THE REQUEST: Switch every "kuril-island" to "kuril-islet" in everything from the start of the rows down to and including the line containing "Extract 30 of", changing nothing else, and give those lines again without the pictures.

==========

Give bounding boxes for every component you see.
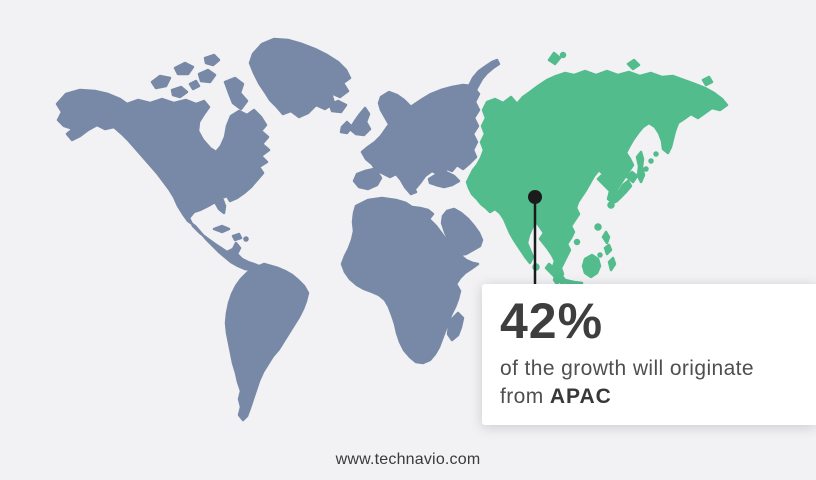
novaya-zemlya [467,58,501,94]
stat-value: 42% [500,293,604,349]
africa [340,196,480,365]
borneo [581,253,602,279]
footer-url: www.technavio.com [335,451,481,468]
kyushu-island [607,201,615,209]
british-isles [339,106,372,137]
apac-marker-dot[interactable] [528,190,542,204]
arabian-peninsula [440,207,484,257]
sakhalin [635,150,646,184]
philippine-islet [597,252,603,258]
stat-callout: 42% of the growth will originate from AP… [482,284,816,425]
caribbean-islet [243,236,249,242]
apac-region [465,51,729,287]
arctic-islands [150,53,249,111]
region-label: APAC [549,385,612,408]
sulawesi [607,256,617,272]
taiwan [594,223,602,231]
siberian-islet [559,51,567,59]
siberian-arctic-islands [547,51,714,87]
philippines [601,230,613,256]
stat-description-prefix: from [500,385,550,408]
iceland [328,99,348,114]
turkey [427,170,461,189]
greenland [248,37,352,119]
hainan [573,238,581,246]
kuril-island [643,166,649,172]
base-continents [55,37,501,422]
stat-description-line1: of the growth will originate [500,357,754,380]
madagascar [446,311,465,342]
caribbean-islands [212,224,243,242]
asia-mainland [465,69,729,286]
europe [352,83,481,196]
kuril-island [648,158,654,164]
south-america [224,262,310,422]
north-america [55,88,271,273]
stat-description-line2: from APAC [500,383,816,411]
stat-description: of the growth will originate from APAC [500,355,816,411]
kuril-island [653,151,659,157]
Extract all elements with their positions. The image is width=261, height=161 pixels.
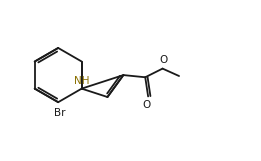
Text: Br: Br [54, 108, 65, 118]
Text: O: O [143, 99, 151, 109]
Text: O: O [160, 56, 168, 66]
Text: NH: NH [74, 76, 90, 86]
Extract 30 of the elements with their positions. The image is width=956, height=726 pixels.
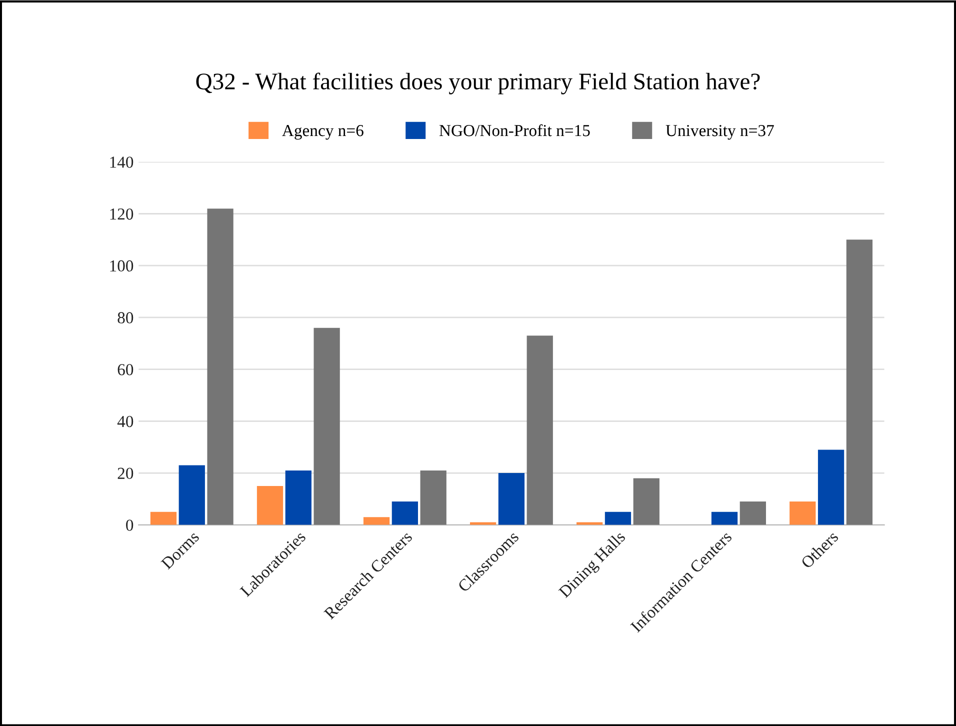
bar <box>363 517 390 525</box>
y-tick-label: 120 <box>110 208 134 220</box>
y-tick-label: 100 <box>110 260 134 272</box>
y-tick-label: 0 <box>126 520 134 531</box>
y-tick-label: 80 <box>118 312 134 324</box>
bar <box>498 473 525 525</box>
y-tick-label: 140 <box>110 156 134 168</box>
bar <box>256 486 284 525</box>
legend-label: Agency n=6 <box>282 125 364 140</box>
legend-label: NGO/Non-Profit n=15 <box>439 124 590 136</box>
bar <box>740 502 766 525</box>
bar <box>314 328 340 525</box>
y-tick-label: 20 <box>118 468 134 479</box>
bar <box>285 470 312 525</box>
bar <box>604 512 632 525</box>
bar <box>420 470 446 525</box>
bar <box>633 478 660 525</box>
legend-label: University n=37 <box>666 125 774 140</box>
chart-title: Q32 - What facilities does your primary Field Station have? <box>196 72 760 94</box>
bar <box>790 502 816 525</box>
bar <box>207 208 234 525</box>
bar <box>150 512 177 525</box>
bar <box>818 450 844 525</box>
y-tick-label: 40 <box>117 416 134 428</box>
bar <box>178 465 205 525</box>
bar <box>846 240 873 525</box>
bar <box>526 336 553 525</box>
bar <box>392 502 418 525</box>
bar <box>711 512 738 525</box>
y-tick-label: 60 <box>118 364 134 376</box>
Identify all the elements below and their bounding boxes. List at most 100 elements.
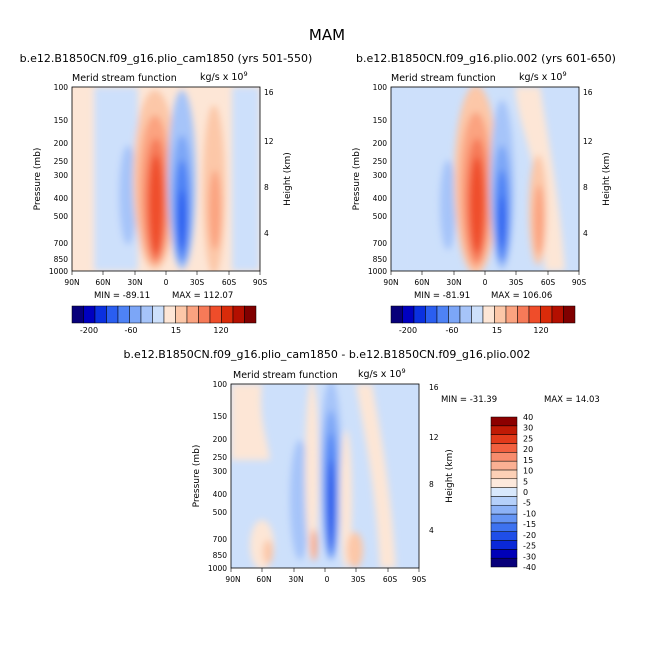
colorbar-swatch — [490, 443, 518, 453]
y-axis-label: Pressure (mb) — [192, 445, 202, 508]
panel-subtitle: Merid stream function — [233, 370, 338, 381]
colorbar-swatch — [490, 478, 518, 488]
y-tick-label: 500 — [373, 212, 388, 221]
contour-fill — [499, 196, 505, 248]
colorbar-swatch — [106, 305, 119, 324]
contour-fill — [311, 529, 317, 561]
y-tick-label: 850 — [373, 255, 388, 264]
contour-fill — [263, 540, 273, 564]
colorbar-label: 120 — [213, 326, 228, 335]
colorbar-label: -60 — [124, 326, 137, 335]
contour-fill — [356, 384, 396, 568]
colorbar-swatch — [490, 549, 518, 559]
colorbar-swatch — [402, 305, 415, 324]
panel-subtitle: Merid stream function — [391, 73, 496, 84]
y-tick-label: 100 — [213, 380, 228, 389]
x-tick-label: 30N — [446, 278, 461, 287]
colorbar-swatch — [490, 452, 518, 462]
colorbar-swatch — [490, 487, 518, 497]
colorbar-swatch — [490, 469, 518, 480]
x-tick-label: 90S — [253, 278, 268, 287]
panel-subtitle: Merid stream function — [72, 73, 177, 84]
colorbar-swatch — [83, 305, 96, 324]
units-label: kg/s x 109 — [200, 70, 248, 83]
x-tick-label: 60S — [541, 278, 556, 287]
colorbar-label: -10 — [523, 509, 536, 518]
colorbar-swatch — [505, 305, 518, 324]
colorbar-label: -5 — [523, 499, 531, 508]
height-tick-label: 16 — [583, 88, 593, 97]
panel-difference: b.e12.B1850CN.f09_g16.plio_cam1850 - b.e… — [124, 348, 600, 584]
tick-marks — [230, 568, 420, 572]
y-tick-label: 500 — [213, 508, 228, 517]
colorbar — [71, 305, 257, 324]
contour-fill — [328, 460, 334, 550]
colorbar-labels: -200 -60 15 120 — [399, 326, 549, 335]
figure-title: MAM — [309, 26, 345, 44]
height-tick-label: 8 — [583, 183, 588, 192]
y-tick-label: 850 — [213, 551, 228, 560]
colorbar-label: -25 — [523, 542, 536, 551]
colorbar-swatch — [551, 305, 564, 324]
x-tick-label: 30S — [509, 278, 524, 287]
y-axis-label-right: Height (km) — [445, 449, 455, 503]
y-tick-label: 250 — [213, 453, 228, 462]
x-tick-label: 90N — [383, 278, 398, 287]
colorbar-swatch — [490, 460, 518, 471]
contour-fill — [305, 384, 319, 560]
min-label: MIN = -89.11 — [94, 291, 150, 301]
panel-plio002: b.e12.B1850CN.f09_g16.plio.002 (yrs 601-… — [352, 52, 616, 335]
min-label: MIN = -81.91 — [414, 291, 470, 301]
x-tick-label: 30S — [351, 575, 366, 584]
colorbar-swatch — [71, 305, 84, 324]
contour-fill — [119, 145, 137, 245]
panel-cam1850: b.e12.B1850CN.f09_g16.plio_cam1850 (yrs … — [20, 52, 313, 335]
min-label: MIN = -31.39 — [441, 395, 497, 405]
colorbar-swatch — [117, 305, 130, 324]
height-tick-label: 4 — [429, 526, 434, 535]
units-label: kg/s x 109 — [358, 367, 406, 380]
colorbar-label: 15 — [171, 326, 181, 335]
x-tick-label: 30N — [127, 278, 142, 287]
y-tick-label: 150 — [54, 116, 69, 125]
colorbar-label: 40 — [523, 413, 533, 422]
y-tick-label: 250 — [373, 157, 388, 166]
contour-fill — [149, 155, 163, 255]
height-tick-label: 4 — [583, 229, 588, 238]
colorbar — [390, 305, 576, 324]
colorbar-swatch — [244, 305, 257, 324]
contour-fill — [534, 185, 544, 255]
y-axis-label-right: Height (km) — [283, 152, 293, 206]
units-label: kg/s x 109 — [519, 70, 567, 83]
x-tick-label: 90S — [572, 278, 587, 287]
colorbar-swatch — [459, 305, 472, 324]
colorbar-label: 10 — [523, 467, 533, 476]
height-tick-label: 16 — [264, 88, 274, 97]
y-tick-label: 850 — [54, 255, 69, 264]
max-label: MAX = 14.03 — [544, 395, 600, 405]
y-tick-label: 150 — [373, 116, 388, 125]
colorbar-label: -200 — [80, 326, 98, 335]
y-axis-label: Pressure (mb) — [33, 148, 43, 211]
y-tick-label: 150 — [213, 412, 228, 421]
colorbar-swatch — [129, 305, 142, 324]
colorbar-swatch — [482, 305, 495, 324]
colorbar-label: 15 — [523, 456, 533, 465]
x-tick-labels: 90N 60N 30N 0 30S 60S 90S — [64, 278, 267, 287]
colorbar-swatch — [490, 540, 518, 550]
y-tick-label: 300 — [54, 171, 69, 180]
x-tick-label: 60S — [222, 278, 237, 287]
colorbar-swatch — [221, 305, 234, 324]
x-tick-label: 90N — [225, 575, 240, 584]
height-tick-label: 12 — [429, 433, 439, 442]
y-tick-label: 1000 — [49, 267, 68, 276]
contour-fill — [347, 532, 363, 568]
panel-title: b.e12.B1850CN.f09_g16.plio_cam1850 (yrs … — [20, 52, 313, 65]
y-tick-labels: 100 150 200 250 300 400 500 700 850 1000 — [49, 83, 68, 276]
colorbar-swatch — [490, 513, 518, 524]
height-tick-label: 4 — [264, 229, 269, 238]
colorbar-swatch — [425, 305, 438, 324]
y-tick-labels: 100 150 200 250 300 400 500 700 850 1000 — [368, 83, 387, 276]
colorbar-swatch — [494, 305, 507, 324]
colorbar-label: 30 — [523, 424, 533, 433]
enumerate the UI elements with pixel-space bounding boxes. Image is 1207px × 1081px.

==========

SOLUTION FOR THIS TASK:
Give bounding boxes for every component you see.
novaya-zemlya [467,58,501,94]
stat-value: 42% [500,293,604,349]
africa [340,196,480,365]
borneo [581,253,602,279]
footer-url: www.technavio.com [335,451,481,468]
kyushu-island [607,201,615,209]
british-isles [339,106,372,137]
apac-marker-dot[interactable] [528,190,542,204]
arabian-peninsula [440,207,484,257]
sakhalin [635,150,646,184]
philippine-islet [597,252,603,258]
stat-callout: 42% of the growth will originate from AP… [482,284,816,425]
caribbean-islet [243,236,249,242]
apac-region [465,51,729,287]
arctic-islands [150,53,249,111]
region-label: APAC [549,385,612,408]
sulawesi [607,256,617,272]
taiwan [594,223,602,231]
siberian-islet [559,51,567,59]
siberian-arctic-islands [547,51,714,87]
philippines [601,230,613,256]
stat-description-prefix: from [500,385,550,408]
iceland [328,99,348,114]
turkey [427,170,461,189]
greenland [248,37,352,119]
hainan [573,238,581,246]
kuril-islet [643,166,649,172]
base-continents [55,37,501,422]
stat-description-line1: of the growth will originate [500,357,754,380]
madagascar [446,311,465,342]
caribbean-islands [212,224,243,242]
asia-mainland [465,69,729,286]
europe [352,83,481,196]
kuril-islet [648,158,654,164]
south-america [224,262,310,422]
north-america [55,88,271,273]
stat-description-line2: from APAC [500,383,816,411]
stat-description: of the growth will originate from APAC [500,355,816,411]
kuril-islet [653,151,659,157]
Extract all elements with their positions. The image is width=261, height=161 pixels.
Text: Br: Br [54, 108, 65, 118]
Text: O: O [143, 99, 151, 109]
Text: O: O [160, 56, 168, 66]
Text: NH: NH [74, 76, 90, 86]
Extract 30 of the elements with their positions. The image is width=956, height=726 pixels.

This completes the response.